__EXTRACTED MATERIAL__.

======

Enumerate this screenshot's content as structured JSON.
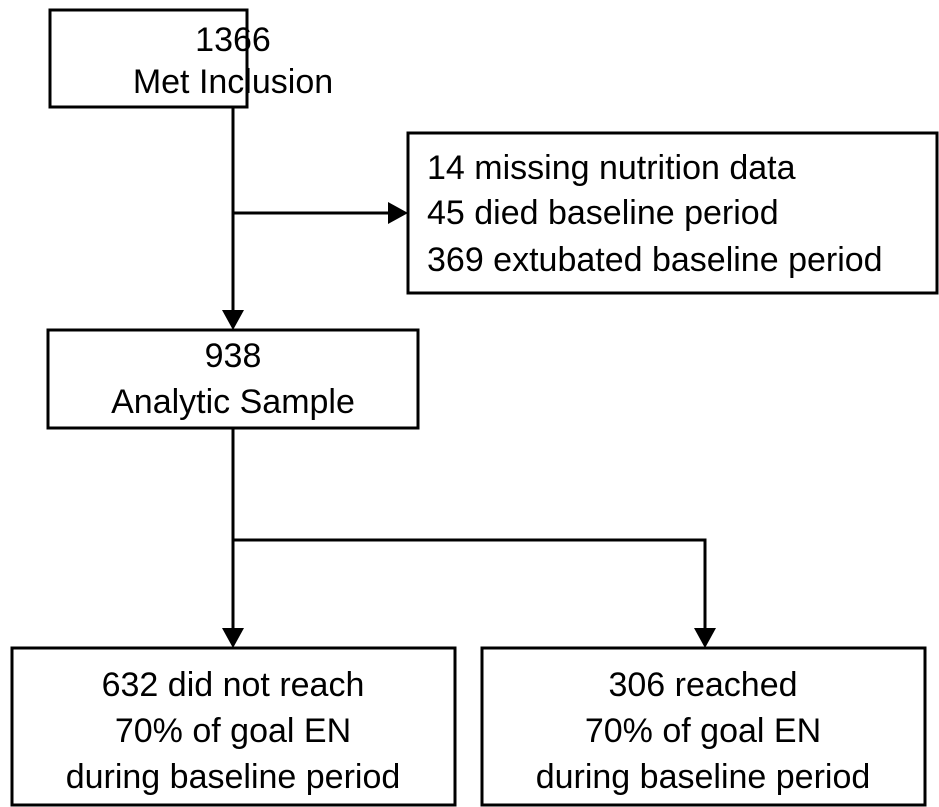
{
  "nodes": [
    {
      "lines": [
        "1366",
        "Met Inclusion"
      ]
    },
    {
      "lines": [
        "14 missing nutrition data",
        "45 died baseline period",
        "369 extubated baseline period"
      ]
    },
    {
      "lines": [
        "938",
        "Analytic Sample"
      ]
    },
    {
      "lines": [
        "632 did not reach",
        "70% of goal EN",
        "during baseline period"
      ]
    },
    {
      "lines": [
        "306 reached",
        "70% of goal EN",
        "during baseline period"
      ]
    }
  ]
}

======

__EXERCISE REQUIREMENTS__. Skip the pictures and transcribe the rest of the records exactly.

__EXERCISE RESPONSE__.
Enumerate this screenshot's content as structured JSON.
{
  "nodes": [
    {
      "lines": [
        "1366",
        "Met Inclusion"
      ]
    },
    {
      "lines": [
        "14 missing nutrition data",
        "45 died baseline period",
        "369 extubated baseline period"
      ]
    },
    {
      "lines": [
        "938",
        "Analytic Sample"
      ]
    },
    {
      "lines": [
        "632 did not reach",
        "70% of goal EN",
        "during baseline period"
      ]
    },
    {
      "lines": [
        "306 reached",
        "70% of goal EN",
        "during baseline period"
      ]
    }
  ]
}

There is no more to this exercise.